Extracted records
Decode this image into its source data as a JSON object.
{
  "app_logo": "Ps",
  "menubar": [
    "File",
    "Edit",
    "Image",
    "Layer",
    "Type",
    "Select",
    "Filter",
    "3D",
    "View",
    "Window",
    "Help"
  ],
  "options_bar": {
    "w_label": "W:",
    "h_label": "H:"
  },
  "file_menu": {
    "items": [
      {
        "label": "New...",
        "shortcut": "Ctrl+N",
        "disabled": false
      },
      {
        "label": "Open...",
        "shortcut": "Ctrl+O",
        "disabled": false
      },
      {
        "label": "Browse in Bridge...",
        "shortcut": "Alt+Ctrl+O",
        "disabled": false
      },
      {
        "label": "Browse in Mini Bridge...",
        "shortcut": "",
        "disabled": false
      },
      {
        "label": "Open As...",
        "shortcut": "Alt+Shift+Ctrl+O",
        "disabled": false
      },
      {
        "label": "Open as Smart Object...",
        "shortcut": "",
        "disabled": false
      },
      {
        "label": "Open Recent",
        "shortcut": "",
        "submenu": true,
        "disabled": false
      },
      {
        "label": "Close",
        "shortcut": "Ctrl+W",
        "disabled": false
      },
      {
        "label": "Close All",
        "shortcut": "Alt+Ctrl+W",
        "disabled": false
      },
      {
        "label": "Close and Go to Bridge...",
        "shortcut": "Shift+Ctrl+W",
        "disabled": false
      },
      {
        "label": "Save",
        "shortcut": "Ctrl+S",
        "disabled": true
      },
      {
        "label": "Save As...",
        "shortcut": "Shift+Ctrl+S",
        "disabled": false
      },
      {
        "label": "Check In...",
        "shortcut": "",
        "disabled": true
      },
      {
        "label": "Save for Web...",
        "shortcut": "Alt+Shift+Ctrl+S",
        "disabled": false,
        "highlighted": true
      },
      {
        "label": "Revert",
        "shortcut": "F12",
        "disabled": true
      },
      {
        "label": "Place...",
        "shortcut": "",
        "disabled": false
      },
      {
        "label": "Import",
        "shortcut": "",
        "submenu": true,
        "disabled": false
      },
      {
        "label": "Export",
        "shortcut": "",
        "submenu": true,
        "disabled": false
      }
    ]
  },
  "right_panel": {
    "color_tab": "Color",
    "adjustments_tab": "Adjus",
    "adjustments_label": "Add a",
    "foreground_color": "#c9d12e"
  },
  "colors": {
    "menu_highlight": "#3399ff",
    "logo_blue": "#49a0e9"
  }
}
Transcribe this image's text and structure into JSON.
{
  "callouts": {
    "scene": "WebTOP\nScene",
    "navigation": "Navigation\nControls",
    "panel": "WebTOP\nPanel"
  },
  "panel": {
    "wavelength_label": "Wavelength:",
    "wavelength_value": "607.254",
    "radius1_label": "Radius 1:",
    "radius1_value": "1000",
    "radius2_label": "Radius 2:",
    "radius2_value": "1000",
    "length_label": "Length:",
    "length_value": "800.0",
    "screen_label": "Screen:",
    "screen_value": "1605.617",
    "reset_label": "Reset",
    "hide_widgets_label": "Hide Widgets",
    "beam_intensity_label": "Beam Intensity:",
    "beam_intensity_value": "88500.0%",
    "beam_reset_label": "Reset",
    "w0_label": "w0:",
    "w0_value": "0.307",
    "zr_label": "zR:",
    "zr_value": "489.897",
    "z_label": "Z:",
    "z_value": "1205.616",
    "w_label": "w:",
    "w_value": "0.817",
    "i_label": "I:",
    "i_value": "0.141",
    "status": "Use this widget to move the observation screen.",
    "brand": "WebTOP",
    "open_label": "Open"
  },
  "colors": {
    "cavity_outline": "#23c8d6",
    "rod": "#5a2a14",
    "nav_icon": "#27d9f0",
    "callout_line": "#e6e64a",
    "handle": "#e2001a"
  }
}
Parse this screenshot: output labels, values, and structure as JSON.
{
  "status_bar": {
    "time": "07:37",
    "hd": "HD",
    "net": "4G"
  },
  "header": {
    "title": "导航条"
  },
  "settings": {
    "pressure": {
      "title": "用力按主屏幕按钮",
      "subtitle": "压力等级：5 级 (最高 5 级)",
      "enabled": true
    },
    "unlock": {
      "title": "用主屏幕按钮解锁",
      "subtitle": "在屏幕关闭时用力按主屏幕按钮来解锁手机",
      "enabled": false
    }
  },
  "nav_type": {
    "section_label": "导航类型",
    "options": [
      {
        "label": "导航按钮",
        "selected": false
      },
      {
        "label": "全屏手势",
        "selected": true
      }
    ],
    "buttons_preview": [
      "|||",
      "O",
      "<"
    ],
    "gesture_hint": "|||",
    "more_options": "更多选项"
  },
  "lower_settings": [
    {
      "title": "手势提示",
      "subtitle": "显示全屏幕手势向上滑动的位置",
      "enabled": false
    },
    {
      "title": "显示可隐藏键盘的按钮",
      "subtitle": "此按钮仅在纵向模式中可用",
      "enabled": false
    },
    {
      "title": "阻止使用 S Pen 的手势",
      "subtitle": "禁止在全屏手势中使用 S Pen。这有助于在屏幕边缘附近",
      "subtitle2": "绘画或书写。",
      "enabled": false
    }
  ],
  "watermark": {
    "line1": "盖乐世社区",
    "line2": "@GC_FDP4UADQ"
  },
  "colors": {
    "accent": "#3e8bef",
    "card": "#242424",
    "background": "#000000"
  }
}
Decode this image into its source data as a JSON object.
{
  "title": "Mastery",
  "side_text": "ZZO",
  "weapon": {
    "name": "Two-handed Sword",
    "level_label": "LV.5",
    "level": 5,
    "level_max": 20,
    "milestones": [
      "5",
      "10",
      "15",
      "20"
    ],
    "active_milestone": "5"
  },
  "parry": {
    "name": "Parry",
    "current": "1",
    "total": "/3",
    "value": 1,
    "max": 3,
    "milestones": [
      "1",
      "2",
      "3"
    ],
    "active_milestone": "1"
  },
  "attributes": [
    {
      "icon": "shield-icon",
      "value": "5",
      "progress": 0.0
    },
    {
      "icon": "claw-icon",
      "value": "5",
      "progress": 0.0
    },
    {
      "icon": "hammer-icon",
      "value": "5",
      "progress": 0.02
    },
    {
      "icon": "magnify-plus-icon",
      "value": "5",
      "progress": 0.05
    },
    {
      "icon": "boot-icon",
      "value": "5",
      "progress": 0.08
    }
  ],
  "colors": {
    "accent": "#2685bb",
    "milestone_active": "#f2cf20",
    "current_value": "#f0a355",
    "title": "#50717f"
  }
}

Direction
Write the entire listing out again, word for word.

Output for this task
Decode this image into its source data as a JSON object.
{
  "app_logo": "Ps",
  "menubar": [
    "File",
    "Edit",
    "Image",
    "Layer",
    "Type",
    "Select",
    "Filter",
    "3D",
    "View",
    "Window",
    "Help"
  ],
  "options_bar": {
    "w_label": "W:",
    "h_label": "H:"
  },
  "file_menu": {
    "items": [
      {
        "label": "New...",
        "shortcut": "Ctrl+N",
        "disabled": false
      },
      {
        "label": "Open...",
        "shortcut": "Ctrl+O",
        "disabled": false
      },
      {
        "label": "Browse in Bridge...",
        "shortcut": "Alt+Ctrl+O",
        "disabled": false
      },
      {
        "label": "Browse in Mini Bridge...",
        "shortcut": "",
        "disabled": false
      },
      {
        "label": "Open As...",
        "shortcut": "Alt+Shift+Ctrl+O",
        "disabled": false
      },
      {
        "label": "Open as Smart Object...",
        "shortcut": "",
        "disabled": false
      },
      {
        "label": "Open Recent",
        "shortcut": "",
        "submenu": true,
        "disabled": false
      },
      {
        "label": "Close",
        "shortcut": "Ctrl+W",
        "disabled": false
      },
      {
        "label": "Close All",
        "shortcut": "Alt+Ctrl+W",
        "disabled": false
      },
      {
        "label": "Close and Go to Bridge...",
        "shortcut": "Shift+Ctrl+W",
        "disabled": false
      },
      {
        "label": "Save",
        "shortcut": "Ctrl+S",
        "disabled": true
      },
      {
        "label": "Save As...",
        "shortcut": "Shift+Ctrl+S",
        "disabled": false
      },
      {
        "label": "Check In...",
        "shortcut": "",
        "disabled": true
      },
      {
        "label": "Save for Web...",
        "shortcut": "Alt+Shift+Ctrl+S",
        "disabled": false,
        "highlighted": true
      },
      {
        "label": "Revert",
        "shortcut": "F12",
        "disabled": true
      },
      {
        "label": "Place...",
        "shortcut": "",
        "disabled": false
      },
      {
        "label": "Import",
        "shortcut": "",
        "submenu": true,
        "disabled": false
      },
      {
        "label": "Export",
        "shortcut": "",
        "submenu": true,
        "disabled": false
      }
    ]
  },
  "right_panel": {
    "color_tab": "Color",
    "adjustments_tab": "Adjus",
    "adjustments_label": "Add a",
    "foreground_color": "#c9d12e"
  },
  "colors": {
    "menu_highlight": "#3399ff",
    "logo_blue": "#49a0e9"
  }
}
Transcribe this image's text and structure into JSON.
{
  "callouts": {
    "scene": "WebTOP\nScene",
    "navigation": "Navigation\nControls",
    "panel": "WebTOP\nPanel"
  },
  "panel": {
    "wavelength_label": "Wavelength:",
    "wavelength_value": "607.254",
    "radius1_label": "Radius 1:",
    "radius1_value": "1000",
    "radius2_label": "Radius 2:",
    "radius2_value": "1000",
    "length_label": "Length:",
    "length_value": "800.0",
    "screen_label": "Screen:",
    "screen_value": "1605.617",
    "reset_label": "Reset",
    "hide_widgets_label": "Hide Widgets",
    "beam_intensity_label": "Beam Intensity:",
    "beam_intensity_value": "88500.0%",
    "beam_reset_label": "Reset",
    "w0_label": "w0:",
    "w0_value": "0.307",
    "zr_label": "zR:",
    "zr_value": "489.897",
    "z_label": "Z:",
    "z_value": "1205.616",
    "w_label": "w:",
    "w_value": "0.817",
    "i_label": "I:",
    "i_value": "0.141",
    "status": "Use this widget to move the observation screen.",
    "brand": "WebTOP",
    "open_label": "Open"
  },
  "colors": {
    "cavity_outline": "#23c8d6",
    "rod": "#5a2a14",
    "nav_icon": "#27d9f0",
    "callout_line": "#e6e64a",
    "handle": "#e2001a"
  }
}
Parse this screenshot: output labels, values, and structure as JSON.
{
  "status_bar": {
    "time": "07:37",
    "hd": "HD",
    "net": "4G"
  },
  "header": {
    "title": "导航条"
  },
  "settings": {
    "pressure": {
      "title": "用力按主屏幕按钮",
      "subtitle": "压力等级：5 级 (最高 5 级)",
      "enabled": true
    },
    "unlock": {
      "title": "用主屏幕按钮解锁",
      "subtitle": "在屏幕关闭时用力按主屏幕按钮来解锁手机",
      "enabled": false
    }
  },
  "nav_type": {
    "section_label": "导航类型",
    "options": [
      {
        "label": "导航按钮",
        "selected": false
      },
      {
        "label": "全屏手势",
        "selected": true
      }
    ],
    "buttons_preview": [
      "|||",
      "O",
      "<"
    ],
    "gesture_hint": "|||",
    "more_options": "更多选项"
  },
  "lower_settings": [
    {
      "title": "手势提示",
      "subtitle": "显示全屏幕手势向上滑动的位置",
      "enabled": false
    },
    {
      "title": "显示可隐藏键盘的按钮",
      "subtitle": "此按钮仅在纵向模式中可用",
      "enabled": false
    },
    {
      "title": "阻止使用 S Pen 的手势",
      "subtitle": "禁止在全屏手势中使用 S Pen。这有助于在屏幕边缘附近",
      "subtitle2": "绘画或书写。",
      "enabled": false
    }
  ],
  "watermark": {
    "line1": "盖乐世社区",
    "line2": "@GC_FDP4UADQ"
  },
  "colors": {
    "accent": "#3e8bef",
    "card": "#242424",
    "background": "#000000"
  }
}
Decode this image into its source data as a JSON object.
{
  "title": "Mastery",
  "side_text": "ZZO",
  "weapon": {
    "name": "Two-handed Sword",
    "level_label": "LV.5",
    "level": 5,
    "level_max": 20,
    "milestones": [
      "5",
      "10",
      "15",
      "20"
    ],
    "active_milestone": "5"
  },
  "parry": {
    "name": "Parry",
    "current": "1",
    "total": "/3",
    "value": 1,
    "max": 3,
    "milestones": [
      "1",
      "2",
      "3"
    ],
    "active_milestone": "1"
  },
  "attributes": [
    {
      "icon": "shield-icon",
      "value": "5",
      "progress": 0.0
    },
    {
      "icon": "claw-icon",
      "value": "5",
      "progress": 0.0
    },
    {
      "icon": "hammer-icon",
      "value": "5",
      "progress": 0.02
    },
    {
      "icon": "magnify-plus-icon",
      "value": "5",
      "progress": 0.05
    },
    {
      "icon": "boot-icon",
      "value": "5",
      "progress": 0.08
    }
  ],
  "colors": {
    "accent": "#2685bb",
    "milestone_active": "#f2cf20",
    "current_value": "#f0a355",
    "title": "#50717f"
  }
}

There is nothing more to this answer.